Exercise requirements:
Only the run of lines from the one containing "Decode this chart: output" through the last line should be returned, exactly as written.
— start of Given data —
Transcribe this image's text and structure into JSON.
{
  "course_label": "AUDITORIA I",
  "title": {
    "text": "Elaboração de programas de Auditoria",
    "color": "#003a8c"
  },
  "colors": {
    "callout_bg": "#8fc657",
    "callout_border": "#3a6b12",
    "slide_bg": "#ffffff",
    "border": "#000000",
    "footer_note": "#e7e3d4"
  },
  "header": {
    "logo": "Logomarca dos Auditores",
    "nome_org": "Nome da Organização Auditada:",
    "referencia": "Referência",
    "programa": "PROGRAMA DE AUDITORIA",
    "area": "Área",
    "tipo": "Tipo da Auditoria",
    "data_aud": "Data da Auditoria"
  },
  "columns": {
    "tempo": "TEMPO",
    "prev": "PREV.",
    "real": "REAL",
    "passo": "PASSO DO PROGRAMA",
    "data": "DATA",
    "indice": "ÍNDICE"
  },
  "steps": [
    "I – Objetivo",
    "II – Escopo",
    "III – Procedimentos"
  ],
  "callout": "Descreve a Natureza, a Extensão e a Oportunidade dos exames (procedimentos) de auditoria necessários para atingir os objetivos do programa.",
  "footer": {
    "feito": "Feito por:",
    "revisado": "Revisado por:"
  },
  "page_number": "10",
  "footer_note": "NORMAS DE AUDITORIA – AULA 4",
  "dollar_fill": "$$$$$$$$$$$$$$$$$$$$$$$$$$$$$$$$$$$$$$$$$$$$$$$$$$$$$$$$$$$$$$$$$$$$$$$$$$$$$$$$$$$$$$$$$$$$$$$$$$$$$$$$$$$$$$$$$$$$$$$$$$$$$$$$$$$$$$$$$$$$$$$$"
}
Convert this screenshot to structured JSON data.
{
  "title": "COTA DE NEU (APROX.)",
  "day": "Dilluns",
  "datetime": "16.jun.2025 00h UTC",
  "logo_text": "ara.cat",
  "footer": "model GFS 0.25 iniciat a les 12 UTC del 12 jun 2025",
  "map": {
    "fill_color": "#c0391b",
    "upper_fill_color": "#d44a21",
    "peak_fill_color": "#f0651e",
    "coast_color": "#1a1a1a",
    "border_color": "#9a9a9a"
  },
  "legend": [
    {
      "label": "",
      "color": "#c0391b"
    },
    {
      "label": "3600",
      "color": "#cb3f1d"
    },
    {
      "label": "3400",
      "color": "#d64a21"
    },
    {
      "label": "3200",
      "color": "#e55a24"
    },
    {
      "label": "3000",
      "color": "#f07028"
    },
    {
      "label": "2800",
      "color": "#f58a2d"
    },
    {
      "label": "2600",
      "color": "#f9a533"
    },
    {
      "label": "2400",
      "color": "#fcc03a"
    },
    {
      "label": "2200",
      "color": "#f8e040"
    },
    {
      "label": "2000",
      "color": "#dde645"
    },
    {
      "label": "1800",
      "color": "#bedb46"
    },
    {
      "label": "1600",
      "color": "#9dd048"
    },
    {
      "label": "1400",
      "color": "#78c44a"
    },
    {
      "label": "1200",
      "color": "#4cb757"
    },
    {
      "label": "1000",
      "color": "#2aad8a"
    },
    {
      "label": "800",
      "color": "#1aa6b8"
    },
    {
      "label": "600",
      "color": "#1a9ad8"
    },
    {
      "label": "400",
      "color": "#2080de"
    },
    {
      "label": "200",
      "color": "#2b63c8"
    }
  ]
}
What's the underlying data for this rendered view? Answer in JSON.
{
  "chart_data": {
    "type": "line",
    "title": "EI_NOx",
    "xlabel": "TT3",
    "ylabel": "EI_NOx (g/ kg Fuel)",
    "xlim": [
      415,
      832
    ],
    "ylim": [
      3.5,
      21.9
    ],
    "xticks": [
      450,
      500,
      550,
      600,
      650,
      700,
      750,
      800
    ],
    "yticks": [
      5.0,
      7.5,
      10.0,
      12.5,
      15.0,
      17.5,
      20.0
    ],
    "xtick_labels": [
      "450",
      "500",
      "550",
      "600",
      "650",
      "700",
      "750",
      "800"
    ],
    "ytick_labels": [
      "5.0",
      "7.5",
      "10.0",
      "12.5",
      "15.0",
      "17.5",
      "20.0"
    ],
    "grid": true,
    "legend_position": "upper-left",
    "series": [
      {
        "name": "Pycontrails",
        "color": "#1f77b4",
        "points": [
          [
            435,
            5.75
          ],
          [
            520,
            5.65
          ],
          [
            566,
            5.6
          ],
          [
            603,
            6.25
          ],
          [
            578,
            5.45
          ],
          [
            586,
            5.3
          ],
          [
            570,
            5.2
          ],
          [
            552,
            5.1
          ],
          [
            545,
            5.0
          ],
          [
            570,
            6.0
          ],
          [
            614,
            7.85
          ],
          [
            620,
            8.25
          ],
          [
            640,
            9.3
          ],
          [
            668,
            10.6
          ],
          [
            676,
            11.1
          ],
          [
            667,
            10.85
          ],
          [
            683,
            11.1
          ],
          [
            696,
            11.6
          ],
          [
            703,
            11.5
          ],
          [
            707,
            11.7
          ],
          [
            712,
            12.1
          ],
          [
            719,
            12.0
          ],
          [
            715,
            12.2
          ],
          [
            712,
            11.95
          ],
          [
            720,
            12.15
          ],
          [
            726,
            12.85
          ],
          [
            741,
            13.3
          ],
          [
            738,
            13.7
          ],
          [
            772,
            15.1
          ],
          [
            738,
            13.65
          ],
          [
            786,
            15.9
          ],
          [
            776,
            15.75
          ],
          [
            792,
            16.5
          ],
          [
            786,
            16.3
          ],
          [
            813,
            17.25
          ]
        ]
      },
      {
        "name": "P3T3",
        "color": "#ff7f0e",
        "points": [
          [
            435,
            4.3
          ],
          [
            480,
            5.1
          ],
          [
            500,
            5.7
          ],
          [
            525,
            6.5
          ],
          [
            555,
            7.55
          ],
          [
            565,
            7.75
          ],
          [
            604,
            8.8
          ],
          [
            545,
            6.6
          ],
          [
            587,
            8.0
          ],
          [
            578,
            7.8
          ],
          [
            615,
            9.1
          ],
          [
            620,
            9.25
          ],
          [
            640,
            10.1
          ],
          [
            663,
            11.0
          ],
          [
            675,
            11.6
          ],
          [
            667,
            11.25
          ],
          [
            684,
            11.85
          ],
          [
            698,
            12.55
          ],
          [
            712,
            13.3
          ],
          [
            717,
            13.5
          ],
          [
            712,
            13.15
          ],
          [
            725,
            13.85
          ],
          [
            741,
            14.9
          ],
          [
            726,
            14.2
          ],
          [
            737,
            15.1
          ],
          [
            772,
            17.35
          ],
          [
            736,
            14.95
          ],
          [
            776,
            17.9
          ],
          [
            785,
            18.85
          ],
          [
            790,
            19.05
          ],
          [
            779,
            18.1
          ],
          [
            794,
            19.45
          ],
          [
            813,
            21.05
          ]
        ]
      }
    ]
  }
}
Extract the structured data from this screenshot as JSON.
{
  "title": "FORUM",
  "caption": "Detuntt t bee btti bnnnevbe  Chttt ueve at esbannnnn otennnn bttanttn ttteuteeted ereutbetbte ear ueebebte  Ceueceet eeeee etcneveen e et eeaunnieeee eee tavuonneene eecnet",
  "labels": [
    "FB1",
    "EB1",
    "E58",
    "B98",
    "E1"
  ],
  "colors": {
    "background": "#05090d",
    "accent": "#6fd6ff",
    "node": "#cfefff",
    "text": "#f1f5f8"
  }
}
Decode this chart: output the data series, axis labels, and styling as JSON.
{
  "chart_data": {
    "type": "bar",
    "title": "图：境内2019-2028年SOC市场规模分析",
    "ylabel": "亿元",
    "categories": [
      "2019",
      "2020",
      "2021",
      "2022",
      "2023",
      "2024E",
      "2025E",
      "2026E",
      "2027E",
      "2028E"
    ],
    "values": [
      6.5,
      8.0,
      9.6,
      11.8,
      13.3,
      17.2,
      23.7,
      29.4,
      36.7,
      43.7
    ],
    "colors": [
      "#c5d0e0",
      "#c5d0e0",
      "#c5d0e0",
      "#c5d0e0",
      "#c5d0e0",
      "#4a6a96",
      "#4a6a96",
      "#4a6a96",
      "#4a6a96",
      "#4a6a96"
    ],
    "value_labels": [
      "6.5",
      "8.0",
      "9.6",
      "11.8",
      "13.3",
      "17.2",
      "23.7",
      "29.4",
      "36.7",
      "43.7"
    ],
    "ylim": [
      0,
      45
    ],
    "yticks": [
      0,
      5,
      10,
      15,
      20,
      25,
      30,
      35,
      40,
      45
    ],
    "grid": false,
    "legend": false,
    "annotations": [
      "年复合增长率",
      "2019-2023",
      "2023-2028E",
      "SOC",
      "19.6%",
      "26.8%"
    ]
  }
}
— end of Given data —
Finished task:
Decode this chart: output the data series, axis labels, and styling as JSON.
{
  "chart_data": {
    "type": "bar",
    "title": "图：境内2019-2028年SOC市场规模分析",
    "ylabel": "亿元",
    "categories": [
      "2019",
      "2020",
      "2021",
      "2022",
      "2023",
      "2024E",
      "2025E",
      "2026E",
      "2027E",
      "2028E"
    ],
    "values": [
      6.5,
      8.0,
      9.6,
      11.8,
      13.3,
      17.2,
      23.7,
      29.4,
      36.7,
      43.7
    ],
    "colors": [
      "#c5d0e0",
      "#c5d0e0",
      "#c5d0e0",
      "#c5d0e0",
      "#c5d0e0",
      "#4a6a96",
      "#4a6a96",
      "#4a6a96",
      "#4a6a96",
      "#4a6a96"
    ],
    "value_labels": [
      "6.5",
      "8.0",
      "9.6",
      "11.8",
      "13.3",
      "17.2",
      "23.7",
      "29.4",
      "36.7",
      "43.7"
    ],
    "ylim": [
      0,
      45
    ],
    "yticks": [
      0,
      5,
      10,
      15,
      20,
      25,
      30,
      35,
      40,
      45
    ],
    "grid": false,
    "legend": false,
    "annotations": [
      "年复合增长率",
      "2019-2023",
      "2023-2028E",
      "SOC",
      "19.6%",
      "26.8%"
    ]
  }
}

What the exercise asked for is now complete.